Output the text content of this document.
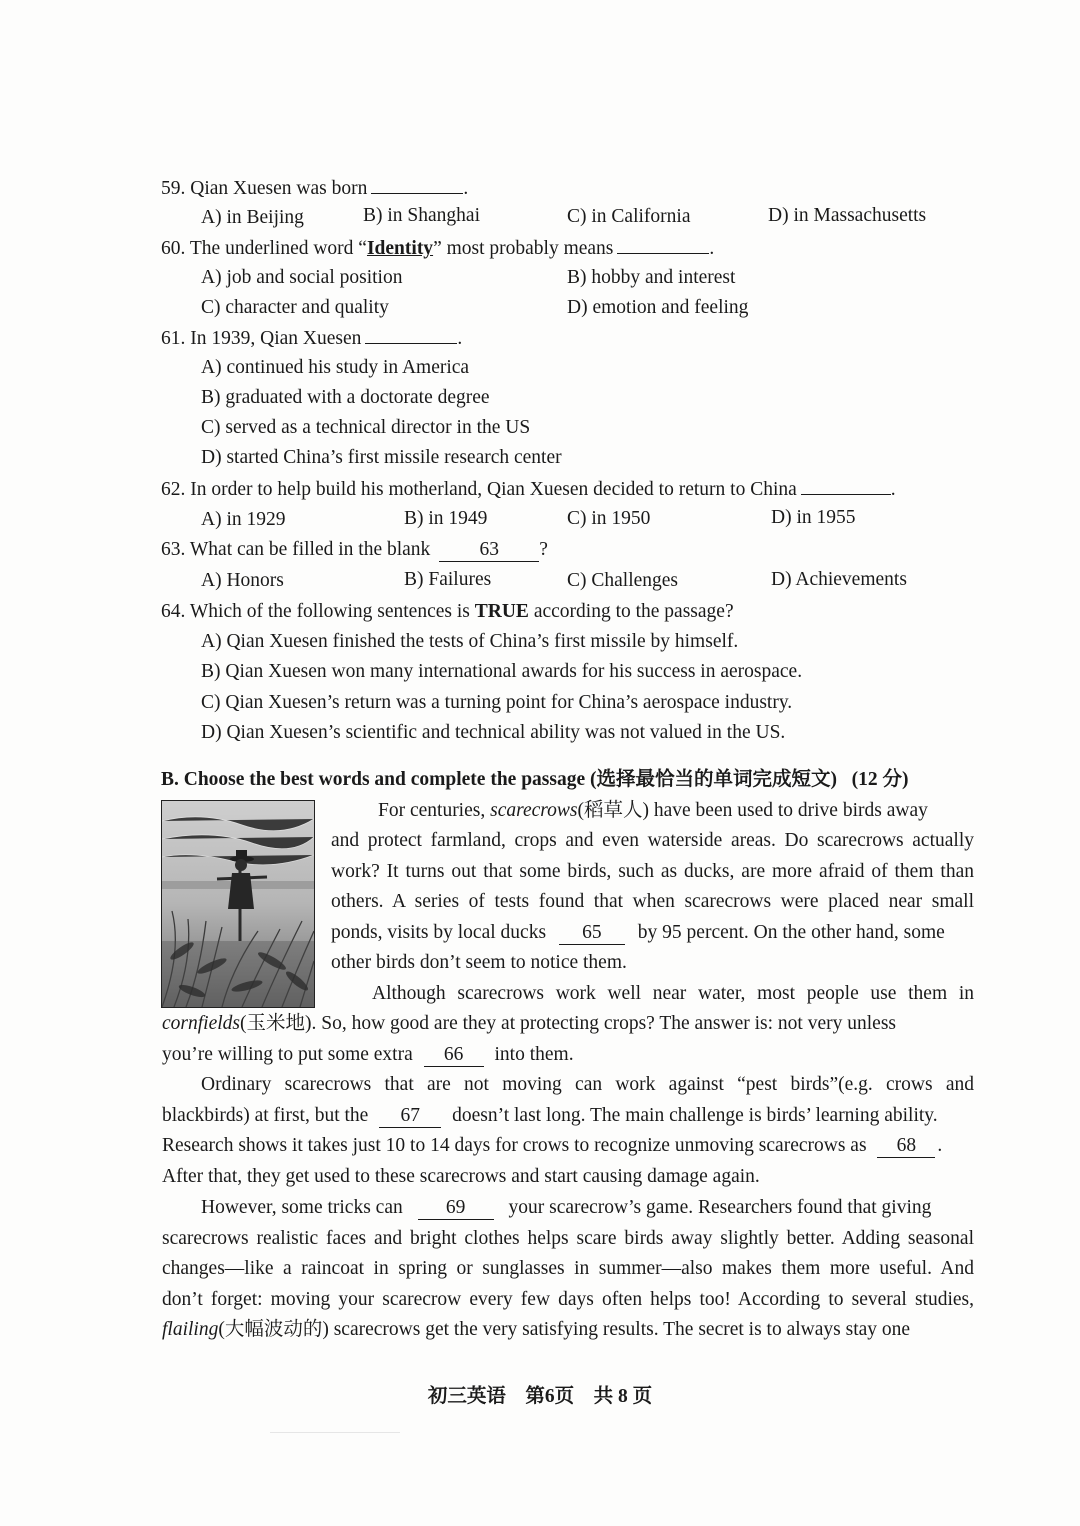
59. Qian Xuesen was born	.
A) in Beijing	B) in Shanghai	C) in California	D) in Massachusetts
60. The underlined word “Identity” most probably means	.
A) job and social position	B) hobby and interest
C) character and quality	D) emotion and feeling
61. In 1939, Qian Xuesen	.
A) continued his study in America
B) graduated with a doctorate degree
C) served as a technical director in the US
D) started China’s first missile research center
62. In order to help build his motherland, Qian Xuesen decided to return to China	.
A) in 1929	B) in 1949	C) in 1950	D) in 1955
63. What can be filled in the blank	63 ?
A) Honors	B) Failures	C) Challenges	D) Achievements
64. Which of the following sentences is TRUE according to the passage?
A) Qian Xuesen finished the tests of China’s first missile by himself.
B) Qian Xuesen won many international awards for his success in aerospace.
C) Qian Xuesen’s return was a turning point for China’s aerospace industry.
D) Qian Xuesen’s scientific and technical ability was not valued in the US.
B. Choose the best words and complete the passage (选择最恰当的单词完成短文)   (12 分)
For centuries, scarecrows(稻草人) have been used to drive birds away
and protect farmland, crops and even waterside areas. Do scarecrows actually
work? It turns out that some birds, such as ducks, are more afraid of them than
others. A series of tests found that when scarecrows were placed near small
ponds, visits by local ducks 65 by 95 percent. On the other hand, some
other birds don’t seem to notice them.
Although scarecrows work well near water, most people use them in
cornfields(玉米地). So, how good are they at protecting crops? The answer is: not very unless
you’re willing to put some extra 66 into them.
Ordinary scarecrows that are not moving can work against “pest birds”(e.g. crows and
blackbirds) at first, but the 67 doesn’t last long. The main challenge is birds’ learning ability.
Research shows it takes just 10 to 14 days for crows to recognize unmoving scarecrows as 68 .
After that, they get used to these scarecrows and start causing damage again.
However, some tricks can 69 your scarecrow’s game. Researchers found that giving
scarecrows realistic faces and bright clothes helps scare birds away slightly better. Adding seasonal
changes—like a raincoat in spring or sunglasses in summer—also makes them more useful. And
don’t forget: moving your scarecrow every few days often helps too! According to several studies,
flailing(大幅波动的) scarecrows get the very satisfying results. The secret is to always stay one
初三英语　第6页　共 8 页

---

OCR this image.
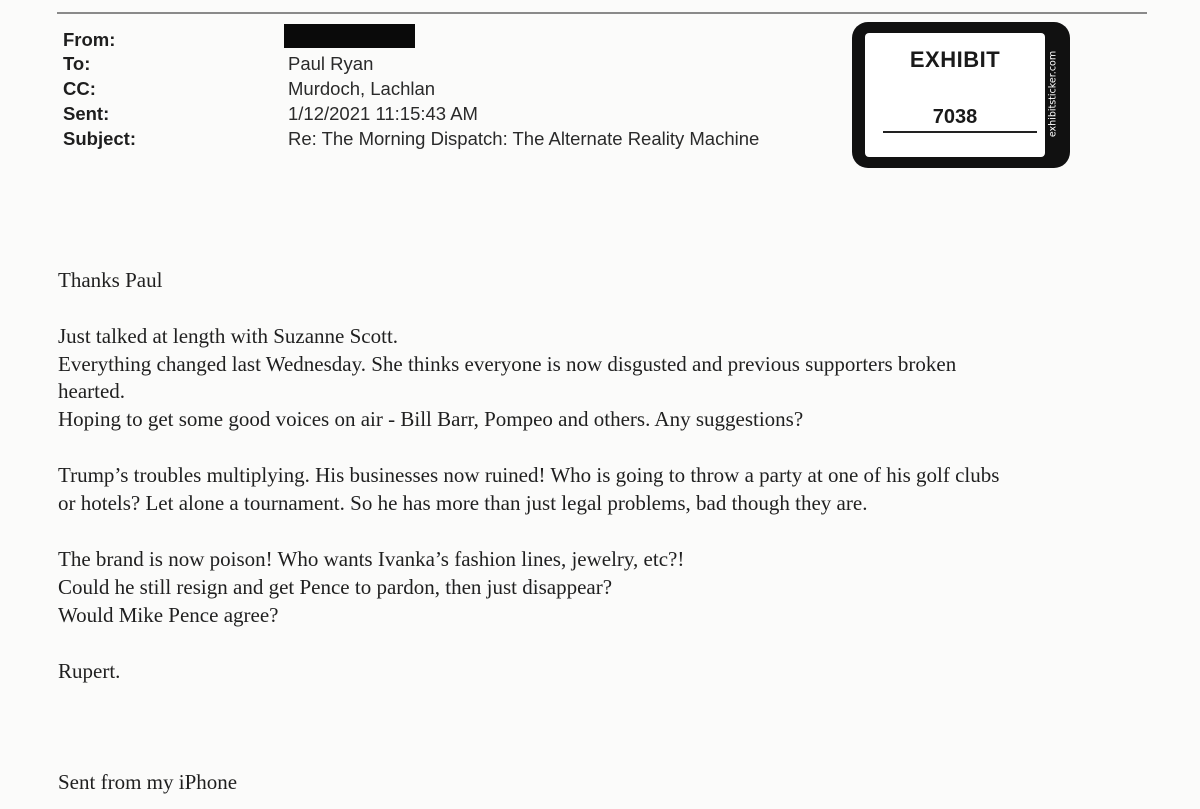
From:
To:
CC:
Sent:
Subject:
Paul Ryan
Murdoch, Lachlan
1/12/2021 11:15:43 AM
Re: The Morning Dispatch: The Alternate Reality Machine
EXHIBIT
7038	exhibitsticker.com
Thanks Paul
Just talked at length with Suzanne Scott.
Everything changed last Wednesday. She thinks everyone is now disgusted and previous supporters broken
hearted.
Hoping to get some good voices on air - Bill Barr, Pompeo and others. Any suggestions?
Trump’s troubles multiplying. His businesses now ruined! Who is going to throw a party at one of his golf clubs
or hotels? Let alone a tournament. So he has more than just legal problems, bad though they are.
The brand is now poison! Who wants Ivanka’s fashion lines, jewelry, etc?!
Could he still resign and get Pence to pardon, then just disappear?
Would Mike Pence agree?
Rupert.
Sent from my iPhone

[PROBLEM] Search the records for the word "crops" and copy every line where it occurs.

[FULL SOLUTION]
and protect farmland, crops and even waterside areas. Do scarecrows actually
cornfields(玉米地). So, how good are they at protecting crops? The answer is: not very unless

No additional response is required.